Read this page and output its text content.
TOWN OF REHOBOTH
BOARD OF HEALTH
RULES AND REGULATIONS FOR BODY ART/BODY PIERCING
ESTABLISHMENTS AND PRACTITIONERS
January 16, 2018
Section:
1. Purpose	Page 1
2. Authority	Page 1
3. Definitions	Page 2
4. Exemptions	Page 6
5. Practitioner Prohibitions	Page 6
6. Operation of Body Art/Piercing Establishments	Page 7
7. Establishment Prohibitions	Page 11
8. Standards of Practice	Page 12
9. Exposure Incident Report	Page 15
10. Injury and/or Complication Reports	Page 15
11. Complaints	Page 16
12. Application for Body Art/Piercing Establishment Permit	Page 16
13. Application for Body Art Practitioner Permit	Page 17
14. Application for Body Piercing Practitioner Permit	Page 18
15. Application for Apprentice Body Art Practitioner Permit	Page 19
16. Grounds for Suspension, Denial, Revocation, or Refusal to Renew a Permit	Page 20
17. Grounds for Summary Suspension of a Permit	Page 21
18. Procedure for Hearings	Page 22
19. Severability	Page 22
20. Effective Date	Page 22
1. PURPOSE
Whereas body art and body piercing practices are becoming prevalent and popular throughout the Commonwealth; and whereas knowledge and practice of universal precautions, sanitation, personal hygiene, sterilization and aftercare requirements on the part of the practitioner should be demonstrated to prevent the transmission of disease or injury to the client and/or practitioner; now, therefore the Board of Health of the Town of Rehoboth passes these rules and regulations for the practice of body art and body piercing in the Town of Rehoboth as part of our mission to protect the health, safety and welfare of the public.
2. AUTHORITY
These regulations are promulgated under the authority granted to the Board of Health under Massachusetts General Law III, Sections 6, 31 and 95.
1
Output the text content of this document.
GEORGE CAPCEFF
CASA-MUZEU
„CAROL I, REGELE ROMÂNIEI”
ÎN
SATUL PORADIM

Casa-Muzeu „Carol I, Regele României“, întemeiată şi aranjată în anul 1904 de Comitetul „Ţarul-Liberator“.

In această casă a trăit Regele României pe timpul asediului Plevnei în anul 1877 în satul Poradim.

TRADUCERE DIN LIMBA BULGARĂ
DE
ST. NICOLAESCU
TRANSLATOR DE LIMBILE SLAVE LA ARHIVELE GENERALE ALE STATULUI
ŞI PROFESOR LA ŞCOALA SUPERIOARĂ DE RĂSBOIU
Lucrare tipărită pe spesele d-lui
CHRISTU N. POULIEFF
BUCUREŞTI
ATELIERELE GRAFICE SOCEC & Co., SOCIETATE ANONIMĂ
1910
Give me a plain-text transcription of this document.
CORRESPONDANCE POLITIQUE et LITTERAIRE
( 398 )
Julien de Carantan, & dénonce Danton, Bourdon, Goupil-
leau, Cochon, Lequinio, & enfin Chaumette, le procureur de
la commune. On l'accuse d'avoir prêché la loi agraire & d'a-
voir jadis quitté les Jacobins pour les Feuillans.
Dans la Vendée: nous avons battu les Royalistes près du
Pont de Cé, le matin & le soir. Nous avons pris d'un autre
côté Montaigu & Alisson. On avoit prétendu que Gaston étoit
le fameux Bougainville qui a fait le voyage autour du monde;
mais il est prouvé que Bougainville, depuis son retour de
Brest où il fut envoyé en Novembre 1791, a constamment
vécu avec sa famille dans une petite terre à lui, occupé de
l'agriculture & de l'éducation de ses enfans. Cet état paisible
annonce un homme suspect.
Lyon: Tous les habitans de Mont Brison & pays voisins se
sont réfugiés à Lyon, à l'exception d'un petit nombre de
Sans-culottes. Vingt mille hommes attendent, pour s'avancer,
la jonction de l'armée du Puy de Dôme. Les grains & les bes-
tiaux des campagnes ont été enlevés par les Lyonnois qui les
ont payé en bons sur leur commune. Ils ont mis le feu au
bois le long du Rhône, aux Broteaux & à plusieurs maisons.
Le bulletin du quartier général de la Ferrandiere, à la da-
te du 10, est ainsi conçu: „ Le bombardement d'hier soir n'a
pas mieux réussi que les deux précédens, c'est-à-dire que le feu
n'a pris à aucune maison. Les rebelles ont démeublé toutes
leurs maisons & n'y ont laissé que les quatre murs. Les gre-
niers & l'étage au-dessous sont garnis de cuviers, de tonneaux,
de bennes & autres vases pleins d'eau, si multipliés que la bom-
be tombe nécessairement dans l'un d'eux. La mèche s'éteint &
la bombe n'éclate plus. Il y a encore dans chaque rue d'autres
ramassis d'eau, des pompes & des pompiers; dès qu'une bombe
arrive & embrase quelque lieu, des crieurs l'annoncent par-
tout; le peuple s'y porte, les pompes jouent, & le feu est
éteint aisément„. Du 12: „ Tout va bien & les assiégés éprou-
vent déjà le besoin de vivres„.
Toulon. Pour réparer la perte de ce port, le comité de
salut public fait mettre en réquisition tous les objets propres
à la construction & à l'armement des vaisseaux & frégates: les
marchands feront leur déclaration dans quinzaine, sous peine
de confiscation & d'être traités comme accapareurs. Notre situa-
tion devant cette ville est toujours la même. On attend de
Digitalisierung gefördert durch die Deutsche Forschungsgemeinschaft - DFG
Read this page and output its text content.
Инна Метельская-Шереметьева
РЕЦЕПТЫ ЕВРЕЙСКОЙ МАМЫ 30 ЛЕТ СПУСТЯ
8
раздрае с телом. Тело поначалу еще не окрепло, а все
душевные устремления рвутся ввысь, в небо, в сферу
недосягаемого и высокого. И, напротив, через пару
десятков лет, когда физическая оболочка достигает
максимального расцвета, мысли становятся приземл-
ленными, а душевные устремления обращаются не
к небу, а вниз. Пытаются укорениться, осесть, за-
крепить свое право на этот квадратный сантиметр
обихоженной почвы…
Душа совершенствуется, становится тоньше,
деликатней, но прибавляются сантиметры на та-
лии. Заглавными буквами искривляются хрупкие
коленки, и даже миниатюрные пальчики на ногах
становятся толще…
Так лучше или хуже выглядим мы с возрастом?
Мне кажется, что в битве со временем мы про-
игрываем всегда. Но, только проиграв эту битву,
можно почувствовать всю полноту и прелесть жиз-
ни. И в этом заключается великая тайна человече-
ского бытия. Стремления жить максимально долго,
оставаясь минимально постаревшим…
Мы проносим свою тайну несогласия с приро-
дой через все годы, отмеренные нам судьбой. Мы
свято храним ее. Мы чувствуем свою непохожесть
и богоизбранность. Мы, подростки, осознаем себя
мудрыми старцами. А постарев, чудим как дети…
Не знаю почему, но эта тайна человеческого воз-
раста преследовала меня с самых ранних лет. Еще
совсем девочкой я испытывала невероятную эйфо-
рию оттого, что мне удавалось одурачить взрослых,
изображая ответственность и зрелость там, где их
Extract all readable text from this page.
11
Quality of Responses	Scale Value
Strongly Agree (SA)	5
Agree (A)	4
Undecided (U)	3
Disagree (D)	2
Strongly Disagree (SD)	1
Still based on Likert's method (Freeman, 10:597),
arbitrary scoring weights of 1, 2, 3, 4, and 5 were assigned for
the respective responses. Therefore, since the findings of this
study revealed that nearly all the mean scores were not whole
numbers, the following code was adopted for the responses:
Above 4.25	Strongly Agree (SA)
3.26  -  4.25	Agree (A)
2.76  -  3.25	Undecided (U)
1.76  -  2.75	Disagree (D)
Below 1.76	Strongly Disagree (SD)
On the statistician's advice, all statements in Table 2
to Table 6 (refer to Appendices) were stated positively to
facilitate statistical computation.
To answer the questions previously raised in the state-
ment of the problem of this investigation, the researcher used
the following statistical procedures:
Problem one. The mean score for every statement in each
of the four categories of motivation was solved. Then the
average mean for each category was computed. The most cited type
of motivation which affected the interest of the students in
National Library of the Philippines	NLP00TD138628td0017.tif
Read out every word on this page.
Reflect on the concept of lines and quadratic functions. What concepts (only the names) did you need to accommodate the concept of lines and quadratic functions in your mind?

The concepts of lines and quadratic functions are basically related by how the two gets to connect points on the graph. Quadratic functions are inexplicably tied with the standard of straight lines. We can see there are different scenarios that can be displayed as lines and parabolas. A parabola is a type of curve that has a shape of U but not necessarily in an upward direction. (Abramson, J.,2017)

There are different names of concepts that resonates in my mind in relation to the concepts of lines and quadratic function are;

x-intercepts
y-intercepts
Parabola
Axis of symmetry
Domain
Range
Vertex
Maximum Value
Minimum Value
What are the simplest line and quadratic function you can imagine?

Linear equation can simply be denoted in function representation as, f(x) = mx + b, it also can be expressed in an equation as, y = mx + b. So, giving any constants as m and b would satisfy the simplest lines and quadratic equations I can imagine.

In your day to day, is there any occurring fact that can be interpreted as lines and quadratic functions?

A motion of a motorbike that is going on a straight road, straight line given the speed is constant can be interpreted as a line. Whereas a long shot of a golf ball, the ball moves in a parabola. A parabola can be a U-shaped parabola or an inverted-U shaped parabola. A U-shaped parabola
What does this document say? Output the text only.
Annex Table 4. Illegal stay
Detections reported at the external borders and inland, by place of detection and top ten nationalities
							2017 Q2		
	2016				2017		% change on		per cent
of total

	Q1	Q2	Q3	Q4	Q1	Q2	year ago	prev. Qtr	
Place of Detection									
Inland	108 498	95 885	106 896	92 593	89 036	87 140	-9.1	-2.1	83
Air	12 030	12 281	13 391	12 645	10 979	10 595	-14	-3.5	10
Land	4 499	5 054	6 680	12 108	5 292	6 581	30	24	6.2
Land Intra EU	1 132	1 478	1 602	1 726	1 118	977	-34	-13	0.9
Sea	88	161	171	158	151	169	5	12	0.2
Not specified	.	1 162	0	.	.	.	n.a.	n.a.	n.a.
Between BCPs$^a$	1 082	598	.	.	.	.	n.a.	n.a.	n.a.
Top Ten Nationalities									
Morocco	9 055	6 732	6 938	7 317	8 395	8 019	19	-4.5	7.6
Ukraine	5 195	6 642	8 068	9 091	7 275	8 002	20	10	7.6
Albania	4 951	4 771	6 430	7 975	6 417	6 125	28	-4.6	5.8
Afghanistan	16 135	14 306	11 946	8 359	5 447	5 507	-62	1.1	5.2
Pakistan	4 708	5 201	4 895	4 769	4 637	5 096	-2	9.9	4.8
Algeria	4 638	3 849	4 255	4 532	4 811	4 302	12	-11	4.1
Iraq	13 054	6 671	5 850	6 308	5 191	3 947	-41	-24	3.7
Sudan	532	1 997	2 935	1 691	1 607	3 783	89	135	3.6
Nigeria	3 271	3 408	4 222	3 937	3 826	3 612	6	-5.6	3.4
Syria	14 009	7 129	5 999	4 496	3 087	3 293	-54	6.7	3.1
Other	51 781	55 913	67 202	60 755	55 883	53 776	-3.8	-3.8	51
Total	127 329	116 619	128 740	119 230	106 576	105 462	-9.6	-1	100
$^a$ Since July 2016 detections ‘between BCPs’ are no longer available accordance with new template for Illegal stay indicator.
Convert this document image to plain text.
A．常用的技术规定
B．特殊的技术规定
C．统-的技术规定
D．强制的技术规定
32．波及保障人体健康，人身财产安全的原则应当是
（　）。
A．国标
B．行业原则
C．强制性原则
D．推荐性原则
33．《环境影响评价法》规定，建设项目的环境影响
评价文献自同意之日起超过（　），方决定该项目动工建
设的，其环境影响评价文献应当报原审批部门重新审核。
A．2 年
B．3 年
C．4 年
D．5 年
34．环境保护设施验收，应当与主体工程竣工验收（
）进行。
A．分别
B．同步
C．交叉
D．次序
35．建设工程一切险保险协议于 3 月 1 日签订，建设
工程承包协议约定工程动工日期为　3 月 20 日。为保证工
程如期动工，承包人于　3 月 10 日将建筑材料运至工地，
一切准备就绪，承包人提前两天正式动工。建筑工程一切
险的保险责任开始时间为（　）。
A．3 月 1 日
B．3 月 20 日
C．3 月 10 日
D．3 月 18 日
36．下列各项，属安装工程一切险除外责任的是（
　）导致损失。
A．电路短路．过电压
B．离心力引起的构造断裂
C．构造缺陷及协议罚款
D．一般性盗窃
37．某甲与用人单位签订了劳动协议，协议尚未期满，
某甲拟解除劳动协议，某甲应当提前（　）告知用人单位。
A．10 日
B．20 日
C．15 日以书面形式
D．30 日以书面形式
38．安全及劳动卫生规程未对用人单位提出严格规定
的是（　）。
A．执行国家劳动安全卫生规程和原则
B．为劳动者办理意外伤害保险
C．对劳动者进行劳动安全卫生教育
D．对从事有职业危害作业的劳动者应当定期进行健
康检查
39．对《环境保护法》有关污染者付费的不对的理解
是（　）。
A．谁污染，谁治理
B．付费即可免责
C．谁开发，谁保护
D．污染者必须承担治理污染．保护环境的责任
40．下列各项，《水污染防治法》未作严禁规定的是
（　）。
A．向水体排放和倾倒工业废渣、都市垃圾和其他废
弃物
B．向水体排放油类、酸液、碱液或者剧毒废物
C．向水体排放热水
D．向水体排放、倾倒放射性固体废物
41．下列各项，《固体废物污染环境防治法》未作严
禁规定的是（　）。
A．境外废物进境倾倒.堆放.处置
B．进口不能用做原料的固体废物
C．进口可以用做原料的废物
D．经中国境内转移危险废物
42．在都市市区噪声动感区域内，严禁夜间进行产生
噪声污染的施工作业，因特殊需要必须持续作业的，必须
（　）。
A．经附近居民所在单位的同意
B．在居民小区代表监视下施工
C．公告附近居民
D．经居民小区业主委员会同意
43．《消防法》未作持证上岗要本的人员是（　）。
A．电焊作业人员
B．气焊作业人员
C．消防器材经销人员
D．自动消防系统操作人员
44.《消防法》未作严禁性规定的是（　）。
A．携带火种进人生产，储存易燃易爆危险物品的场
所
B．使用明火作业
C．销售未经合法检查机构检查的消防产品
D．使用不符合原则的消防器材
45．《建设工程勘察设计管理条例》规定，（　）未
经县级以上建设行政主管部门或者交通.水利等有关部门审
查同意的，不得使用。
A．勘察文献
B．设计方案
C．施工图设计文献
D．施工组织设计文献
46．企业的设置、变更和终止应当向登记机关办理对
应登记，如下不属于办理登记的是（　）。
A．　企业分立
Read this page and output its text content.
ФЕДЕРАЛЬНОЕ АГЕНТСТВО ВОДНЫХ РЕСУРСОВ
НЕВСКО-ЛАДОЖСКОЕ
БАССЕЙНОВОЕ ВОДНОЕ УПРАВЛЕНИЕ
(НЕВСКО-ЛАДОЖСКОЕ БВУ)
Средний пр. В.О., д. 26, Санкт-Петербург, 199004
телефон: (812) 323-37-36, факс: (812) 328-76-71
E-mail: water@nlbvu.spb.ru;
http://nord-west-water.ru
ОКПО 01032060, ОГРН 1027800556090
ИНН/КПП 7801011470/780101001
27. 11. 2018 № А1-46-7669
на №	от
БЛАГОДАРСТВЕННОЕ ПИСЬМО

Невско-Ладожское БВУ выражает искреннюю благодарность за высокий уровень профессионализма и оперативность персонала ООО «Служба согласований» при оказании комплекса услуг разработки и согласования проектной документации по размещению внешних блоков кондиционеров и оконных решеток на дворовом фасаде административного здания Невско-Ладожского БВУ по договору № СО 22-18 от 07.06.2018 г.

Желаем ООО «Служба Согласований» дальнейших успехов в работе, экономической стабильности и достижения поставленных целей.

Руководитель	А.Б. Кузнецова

Task instructions
Identify the lines above with the word "commune". Copy them.

Finished exercise
la commune. On l'accuse d'avoir prêché la loi agraire & d'a-
ont payé en bons sur leur commune. Ils ont mis le feu au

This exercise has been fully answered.